# THE EXERCISE:
Without altering anything, output the material below.

# MATERIAL FOR THIS EXERCISE:
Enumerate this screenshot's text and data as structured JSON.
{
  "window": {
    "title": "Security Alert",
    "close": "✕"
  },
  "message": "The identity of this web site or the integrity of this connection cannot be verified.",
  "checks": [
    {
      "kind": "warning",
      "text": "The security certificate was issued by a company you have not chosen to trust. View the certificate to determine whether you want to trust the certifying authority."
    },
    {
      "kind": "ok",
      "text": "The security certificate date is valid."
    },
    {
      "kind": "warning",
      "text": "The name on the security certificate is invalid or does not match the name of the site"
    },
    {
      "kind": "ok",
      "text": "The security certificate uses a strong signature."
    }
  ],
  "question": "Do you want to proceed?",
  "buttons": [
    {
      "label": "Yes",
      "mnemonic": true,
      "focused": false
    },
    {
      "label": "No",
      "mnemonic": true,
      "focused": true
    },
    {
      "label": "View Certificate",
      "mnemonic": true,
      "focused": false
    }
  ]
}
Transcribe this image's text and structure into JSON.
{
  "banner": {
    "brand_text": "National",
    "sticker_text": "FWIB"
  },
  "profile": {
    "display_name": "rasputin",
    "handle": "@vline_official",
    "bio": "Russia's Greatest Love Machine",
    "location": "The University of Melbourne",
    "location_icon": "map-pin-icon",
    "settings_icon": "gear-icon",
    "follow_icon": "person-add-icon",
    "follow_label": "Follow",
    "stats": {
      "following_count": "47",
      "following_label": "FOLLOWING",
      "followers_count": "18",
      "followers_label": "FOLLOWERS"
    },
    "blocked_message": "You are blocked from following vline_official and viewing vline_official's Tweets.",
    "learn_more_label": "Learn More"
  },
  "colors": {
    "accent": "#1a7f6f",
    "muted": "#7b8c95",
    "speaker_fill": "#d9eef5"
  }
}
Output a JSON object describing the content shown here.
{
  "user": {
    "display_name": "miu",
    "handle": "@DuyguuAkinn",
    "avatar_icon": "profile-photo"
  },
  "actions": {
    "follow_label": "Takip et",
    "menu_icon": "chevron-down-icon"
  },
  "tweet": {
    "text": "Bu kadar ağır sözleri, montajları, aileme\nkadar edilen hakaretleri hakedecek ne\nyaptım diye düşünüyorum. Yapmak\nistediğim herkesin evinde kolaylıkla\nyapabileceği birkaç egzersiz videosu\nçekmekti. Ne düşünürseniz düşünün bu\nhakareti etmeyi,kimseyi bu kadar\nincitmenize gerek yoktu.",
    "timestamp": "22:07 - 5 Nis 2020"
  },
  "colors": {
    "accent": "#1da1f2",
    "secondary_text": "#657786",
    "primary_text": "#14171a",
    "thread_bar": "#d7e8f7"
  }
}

# FULL OUTPUT:
Enumerate this screenshot's text and data as structured JSON.
{
  "window": {
    "title": "Security Alert",
    "close": "✕"
  },
  "message": "The identity of this web site or the integrity of this connection cannot be verified.",
  "checks": [
    {
      "kind": "warning",
      "text": "The security certificate was issued by a company you have not chosen to trust. View the certificate to determine whether you want to trust the certifying authority."
    },
    {
      "kind": "ok",
      "text": "The security certificate date is valid."
    },
    {
      "kind": "warning",
      "text": "The name on the security certificate is invalid or does not match the name of the site"
    },
    {
      "kind": "ok",
      "text": "The security certificate uses a strong signature."
    }
  ],
  "question": "Do you want to proceed?",
  "buttons": [
    {
      "label": "Yes",
      "mnemonic": true,
      "focused": false
    },
    {
      "label": "No",
      "mnemonic": true,
      "focused": true
    },
    {
      "label": "View Certificate",
      "mnemonic": true,
      "focused": false
    }
  ]
}
Transcribe this image's text and structure into JSON.
{
  "banner": {
    "brand_text": "National",
    "sticker_text": "FWIB"
  },
  "profile": {
    "display_name": "rasputin",
    "handle": "@vline_official",
    "bio": "Russia's Greatest Love Machine",
    "location": "The University of Melbourne",
    "location_icon": "map-pin-icon",
    "settings_icon": "gear-icon",
    "follow_icon": "person-add-icon",
    "follow_label": "Follow",
    "stats": {
      "following_count": "47",
      "following_label": "FOLLOWING",
      "followers_count": "18",
      "followers_label": "FOLLOWERS"
    },
    "blocked_message": "You are blocked from following vline_official and viewing vline_official's Tweets.",
    "learn_more_label": "Learn More"
  },
  "colors": {
    "accent": "#1a7f6f",
    "muted": "#7b8c95",
    "speaker_fill": "#d9eef5"
  }
}
Output a JSON object describing the content shown here.
{
  "user": {
    "display_name": "miu",
    "handle": "@DuyguuAkinn",
    "avatar_icon": "profile-photo"
  },
  "actions": {
    "follow_label": "Takip et",
    "menu_icon": "chevron-down-icon"
  },
  "tweet": {
    "text": "Bu kadar ağır sözleri, montajları, aileme\nkadar edilen hakaretleri hakedecek ne\nyaptım diye düşünüyorum. Yapmak\nistediğim herkesin evinde kolaylıkla\nyapabileceği birkaç egzersiz videosu\nçekmekti. Ne düşünürseniz düşünün bu\nhakareti etmeyi,kimseyi bu kadar\nincitmenize gerek yoktu.",
    "timestamp": "22:07 - 5 Nis 2020"
  },
  "colors": {
    "accent": "#1da1f2",
    "secondary_text": "#657786",
    "primary_text": "#14171a",
    "thread_bar": "#d7e8f7"
  }
}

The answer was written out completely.